━━━ STORED DATA
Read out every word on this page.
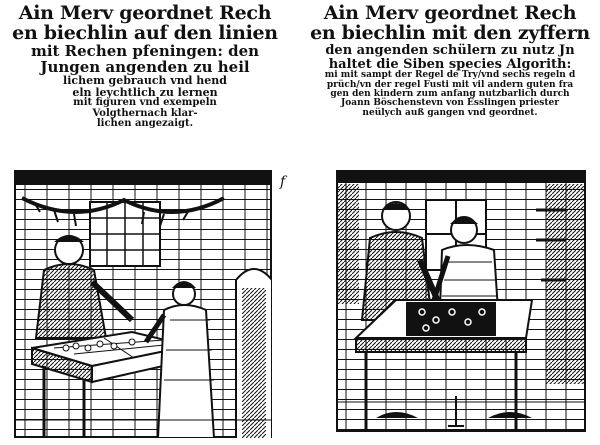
Ain Merv geordnet Rech
en biechlin auf den linien
mit Rechen pfeningen: den
Jungen angenden zu heil
lichem gebrauch vnd hend
eln leychtlich zu lernen
mit figuren vnd exempeln
Volgthernach klar-
lichen angezaigt.
f
Ain Merv geordnet Rech
en biechlin mit den zyffern
den angenden schülern zu nutz Jn
haltet die Siben species Algorith:
mi mit sampt der Regel de Try/vnd sechs regeln d
prüch/vn der regel Fusti mit vil andern guten fra
gen den kindern zum anfang nutzbarlich durch
Joann Böschenstevn von Esslingen priester
neülych auß gangen vnd geordnet.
━━━━━━
**WORK TO BE COMPLETED**
Select, from the listing, all lines that include the word "angenden".

**OUTPUT FOR THIS EXERCISE**
Jungen angenden zu heil
den angenden schülern zu nutz Jn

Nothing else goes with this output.